- _Exercise details_:
Where the word "JSON" occurs in a line, return that line.

- _Data entries_:
++++++++++

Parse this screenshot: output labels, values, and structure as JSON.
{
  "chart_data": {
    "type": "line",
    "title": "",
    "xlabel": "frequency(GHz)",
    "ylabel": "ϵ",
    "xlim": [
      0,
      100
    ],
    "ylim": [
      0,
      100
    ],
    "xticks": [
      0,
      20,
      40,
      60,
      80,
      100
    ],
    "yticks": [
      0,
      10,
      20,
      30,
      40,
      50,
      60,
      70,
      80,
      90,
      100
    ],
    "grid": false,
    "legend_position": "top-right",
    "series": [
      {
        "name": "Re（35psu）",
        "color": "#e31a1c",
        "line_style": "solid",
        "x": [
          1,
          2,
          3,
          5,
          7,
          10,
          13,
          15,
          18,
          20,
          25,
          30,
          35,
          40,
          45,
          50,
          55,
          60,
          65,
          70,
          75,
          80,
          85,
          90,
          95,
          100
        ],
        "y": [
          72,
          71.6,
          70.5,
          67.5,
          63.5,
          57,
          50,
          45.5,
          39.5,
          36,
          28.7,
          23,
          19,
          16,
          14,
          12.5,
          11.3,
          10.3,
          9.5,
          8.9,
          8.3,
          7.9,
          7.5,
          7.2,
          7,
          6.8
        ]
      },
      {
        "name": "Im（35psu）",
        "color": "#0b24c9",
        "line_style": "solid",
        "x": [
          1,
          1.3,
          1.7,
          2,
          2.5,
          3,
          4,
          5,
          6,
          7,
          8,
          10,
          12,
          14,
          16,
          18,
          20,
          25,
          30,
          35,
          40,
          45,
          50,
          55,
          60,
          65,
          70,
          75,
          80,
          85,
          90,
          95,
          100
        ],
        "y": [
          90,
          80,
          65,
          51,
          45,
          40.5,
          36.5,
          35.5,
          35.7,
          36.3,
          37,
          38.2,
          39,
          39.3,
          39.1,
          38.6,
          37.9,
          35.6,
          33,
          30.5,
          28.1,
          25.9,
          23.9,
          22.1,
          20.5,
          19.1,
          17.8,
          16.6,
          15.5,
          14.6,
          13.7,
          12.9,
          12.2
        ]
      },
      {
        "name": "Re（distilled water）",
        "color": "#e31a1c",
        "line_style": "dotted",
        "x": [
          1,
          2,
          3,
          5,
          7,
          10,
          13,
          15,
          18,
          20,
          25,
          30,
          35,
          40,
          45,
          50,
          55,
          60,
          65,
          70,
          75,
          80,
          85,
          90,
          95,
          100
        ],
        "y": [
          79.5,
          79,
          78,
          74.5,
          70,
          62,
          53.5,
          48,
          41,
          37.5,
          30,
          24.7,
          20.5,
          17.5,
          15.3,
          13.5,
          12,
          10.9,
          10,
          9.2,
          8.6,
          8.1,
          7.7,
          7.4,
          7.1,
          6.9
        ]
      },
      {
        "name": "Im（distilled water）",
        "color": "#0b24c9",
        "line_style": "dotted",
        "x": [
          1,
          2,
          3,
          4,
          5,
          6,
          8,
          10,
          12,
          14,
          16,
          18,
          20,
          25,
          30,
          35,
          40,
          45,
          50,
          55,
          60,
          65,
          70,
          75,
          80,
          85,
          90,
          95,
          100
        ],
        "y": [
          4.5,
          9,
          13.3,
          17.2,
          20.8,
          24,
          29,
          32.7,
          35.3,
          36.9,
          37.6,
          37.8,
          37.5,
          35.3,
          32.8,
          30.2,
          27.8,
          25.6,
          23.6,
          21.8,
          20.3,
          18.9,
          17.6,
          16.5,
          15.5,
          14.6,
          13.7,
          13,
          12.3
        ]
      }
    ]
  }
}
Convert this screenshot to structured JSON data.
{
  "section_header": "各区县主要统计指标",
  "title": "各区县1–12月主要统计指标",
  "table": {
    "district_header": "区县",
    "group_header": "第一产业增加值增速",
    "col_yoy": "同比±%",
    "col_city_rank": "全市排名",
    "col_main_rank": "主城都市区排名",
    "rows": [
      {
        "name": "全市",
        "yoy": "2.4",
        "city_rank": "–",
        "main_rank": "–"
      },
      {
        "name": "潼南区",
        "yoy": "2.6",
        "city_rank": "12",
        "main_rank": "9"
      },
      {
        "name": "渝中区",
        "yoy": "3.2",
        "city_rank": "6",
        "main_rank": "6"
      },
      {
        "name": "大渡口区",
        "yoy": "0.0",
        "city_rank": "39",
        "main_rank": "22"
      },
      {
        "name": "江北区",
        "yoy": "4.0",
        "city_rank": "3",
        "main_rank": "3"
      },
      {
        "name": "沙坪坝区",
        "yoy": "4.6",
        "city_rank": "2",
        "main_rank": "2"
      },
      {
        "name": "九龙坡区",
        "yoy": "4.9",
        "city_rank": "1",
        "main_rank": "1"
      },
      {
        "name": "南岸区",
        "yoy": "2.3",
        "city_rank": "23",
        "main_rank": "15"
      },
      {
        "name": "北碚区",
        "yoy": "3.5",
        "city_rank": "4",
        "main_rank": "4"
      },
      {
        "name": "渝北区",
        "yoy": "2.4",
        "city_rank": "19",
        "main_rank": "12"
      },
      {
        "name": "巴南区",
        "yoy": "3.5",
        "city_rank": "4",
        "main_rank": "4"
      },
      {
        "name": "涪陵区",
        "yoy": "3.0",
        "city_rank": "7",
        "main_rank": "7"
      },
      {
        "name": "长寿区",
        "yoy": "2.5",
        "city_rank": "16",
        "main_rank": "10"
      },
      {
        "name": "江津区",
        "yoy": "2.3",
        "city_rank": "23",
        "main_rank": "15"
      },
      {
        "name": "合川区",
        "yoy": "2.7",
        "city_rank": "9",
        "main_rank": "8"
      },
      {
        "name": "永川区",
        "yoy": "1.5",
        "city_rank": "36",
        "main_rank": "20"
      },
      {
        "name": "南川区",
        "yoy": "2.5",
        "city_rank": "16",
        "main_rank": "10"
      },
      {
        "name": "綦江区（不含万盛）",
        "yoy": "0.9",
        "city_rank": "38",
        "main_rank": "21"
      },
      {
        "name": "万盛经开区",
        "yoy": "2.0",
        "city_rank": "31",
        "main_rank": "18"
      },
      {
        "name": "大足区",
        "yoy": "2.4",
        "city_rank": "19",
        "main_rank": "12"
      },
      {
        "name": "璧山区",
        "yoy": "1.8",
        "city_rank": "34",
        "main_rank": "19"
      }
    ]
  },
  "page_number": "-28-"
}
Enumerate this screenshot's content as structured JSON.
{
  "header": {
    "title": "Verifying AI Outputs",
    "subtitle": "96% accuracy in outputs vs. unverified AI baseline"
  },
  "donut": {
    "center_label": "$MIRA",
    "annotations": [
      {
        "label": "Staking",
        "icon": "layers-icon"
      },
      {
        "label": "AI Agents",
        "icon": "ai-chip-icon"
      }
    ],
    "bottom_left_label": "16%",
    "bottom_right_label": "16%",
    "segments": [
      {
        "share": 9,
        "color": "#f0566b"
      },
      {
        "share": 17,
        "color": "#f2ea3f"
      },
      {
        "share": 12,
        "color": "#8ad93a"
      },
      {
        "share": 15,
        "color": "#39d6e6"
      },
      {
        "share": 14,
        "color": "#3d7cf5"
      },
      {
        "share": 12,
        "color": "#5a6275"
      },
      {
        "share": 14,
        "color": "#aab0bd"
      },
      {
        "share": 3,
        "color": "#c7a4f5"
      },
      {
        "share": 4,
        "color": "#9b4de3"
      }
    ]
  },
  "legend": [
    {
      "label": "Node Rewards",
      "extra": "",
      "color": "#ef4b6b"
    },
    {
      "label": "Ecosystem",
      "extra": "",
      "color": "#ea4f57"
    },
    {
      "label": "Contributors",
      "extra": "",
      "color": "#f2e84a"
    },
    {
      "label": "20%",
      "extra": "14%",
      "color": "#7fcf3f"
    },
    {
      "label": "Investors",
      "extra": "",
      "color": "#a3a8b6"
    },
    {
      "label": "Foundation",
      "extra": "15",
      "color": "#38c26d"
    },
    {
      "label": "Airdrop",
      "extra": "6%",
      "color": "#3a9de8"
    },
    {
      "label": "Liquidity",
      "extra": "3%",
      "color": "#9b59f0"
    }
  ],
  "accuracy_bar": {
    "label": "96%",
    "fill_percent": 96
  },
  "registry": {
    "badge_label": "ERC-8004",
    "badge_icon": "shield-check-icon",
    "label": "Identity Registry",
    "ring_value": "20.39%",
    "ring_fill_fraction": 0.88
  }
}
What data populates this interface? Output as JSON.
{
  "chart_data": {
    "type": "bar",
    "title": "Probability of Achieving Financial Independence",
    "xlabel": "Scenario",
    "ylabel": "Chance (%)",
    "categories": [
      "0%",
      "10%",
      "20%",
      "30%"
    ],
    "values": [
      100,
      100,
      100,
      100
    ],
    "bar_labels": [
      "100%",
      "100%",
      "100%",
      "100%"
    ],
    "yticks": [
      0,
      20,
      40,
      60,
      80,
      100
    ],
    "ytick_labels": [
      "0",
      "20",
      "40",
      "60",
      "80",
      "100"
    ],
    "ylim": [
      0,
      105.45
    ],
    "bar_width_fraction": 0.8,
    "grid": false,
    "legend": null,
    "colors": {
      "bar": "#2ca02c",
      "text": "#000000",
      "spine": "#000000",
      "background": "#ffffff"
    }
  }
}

++++++++++

- _Completed task_:
Parse this screenshot: output labels, values, and structure as JSON.
Convert this screenshot to structured JSON data.
Enumerate this screenshot's content as structured JSON.
What data populates this interface? Output as JSON.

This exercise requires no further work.